__AIM__.
Show all lines from the data that include the word "kolejowej".
+++ INFORMATION GIVEN
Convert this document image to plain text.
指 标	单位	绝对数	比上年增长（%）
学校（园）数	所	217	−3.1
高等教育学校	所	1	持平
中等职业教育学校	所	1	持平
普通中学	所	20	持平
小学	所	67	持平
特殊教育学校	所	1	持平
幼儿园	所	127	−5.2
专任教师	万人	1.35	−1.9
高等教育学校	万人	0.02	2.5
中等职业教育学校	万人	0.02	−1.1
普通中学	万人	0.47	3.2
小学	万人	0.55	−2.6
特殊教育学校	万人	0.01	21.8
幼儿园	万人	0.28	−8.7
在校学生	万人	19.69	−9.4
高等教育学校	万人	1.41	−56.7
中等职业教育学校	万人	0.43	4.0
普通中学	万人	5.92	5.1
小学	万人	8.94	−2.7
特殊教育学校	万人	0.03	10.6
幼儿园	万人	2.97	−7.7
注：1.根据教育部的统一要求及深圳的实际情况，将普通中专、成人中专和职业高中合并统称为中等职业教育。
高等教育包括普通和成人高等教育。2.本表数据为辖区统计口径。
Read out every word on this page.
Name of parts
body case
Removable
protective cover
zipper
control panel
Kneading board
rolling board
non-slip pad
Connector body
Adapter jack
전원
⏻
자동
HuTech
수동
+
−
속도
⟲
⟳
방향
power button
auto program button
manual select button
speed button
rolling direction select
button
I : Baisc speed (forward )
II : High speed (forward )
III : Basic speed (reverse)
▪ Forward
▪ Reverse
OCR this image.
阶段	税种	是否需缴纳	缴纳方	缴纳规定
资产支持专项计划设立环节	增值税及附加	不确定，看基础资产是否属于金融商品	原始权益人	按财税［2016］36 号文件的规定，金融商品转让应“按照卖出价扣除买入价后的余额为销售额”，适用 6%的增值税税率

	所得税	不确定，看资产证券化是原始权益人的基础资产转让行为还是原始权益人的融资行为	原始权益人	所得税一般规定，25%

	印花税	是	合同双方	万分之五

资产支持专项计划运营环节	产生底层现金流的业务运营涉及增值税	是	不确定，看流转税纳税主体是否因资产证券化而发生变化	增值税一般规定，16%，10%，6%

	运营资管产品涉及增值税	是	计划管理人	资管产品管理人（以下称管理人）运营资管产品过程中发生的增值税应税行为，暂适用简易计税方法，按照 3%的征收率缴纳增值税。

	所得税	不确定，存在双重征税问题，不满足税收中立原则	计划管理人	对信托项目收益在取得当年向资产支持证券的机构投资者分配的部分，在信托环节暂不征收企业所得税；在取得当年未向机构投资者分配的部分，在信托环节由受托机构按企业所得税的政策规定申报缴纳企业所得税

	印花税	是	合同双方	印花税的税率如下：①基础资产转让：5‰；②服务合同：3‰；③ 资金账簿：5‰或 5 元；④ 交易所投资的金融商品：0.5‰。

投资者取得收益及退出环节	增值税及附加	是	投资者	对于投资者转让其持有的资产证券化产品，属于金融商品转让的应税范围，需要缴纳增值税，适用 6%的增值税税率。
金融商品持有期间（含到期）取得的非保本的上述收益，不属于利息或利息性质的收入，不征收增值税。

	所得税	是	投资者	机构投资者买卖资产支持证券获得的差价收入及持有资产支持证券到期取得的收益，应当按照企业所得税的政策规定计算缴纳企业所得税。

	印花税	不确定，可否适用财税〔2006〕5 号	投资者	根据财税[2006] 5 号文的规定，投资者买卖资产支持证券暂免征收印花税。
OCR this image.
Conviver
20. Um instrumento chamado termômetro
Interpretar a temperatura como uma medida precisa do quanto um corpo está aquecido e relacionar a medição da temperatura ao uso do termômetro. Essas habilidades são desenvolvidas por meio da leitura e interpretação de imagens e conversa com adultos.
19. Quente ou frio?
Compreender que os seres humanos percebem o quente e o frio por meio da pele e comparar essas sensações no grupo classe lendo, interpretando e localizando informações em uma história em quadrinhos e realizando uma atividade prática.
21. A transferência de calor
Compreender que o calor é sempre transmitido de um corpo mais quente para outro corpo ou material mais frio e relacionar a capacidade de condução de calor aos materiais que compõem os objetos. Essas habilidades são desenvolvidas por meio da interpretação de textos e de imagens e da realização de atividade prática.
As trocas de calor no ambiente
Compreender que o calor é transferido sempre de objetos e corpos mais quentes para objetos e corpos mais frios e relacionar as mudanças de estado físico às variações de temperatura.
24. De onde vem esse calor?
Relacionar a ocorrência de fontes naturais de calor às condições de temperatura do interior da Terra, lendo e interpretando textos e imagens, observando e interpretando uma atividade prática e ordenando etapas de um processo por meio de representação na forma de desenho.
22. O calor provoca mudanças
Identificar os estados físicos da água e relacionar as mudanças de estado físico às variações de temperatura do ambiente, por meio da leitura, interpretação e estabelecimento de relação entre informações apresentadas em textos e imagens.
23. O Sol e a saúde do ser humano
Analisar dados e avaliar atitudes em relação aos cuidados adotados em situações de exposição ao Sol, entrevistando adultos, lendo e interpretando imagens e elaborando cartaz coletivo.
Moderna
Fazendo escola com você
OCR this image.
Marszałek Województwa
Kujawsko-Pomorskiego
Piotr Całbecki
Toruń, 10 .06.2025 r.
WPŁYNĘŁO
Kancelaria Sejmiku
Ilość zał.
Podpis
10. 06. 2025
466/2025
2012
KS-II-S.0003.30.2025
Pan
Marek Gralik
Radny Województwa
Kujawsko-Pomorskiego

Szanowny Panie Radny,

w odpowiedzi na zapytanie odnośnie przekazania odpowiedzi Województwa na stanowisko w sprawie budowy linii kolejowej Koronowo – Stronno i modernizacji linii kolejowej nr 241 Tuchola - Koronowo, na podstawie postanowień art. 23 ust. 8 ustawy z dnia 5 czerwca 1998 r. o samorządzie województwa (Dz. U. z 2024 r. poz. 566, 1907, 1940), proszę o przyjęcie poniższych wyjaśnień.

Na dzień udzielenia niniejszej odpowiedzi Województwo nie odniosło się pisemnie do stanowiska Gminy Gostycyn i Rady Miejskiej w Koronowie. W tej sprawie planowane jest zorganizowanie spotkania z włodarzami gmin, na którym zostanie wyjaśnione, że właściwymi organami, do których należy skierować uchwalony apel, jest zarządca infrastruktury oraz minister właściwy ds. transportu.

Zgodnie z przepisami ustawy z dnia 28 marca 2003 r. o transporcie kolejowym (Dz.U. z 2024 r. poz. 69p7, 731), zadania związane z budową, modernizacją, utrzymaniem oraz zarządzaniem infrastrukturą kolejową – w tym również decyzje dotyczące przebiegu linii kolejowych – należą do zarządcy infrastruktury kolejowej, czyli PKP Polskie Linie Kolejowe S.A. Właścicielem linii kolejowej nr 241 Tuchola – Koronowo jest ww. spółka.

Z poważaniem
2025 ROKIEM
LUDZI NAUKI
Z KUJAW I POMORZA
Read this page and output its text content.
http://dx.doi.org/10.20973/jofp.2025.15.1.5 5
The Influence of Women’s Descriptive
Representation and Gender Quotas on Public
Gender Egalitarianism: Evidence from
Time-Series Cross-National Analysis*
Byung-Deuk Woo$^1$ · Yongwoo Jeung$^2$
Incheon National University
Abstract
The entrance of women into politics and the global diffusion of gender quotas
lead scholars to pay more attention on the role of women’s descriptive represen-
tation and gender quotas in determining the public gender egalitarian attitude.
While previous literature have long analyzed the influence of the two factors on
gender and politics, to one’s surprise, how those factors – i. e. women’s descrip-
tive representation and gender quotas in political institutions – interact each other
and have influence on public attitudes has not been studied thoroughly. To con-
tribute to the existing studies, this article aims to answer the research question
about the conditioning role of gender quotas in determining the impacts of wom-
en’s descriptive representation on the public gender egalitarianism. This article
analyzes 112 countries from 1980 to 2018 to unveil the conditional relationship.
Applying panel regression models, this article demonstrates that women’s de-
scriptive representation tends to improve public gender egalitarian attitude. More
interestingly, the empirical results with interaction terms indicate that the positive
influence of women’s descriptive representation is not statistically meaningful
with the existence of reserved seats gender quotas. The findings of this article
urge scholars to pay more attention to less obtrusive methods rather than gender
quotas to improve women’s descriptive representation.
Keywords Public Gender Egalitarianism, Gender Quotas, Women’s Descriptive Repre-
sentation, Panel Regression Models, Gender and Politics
++++++
__CORRECT RESULT__.
w odpowiedzi na zapytanie odnośnie przekazania odpowiedzi Województwa na stanowisko w sprawie budowy linii kolejowej Koronowo – Stronno i modernizacji linii kolejowej nr 241 Tuchola - Koronowo, na podstawie postanowień art. 23 ust. 8 ustawy z dnia 5 czerwca 1998 r. o samorządzie województwa (Dz. U. z 2024 r. poz. 566, 1907, 1940), proszę o przyjęcie poniższych wyjaśnień.
Zgodnie z przepisami ustawy z dnia 28 marca 2003 r. o transporcie kolejowym (Dz.U. z 2024 r. poz. 69p7, 731), zadania związane z budową, modernizacją, utrzymaniem oraz zarządzaniem infrastrukturą kolejową – w tym również decyzje dotyczące przebiegu linii kolejowych – należą do zarządcy infrastruktury kolejowej, czyli PKP Polskie Linie Kolejowe S.A. Właścicielem linii kolejowej nr 241 Tuchola – Koronowo jest ww. spółka.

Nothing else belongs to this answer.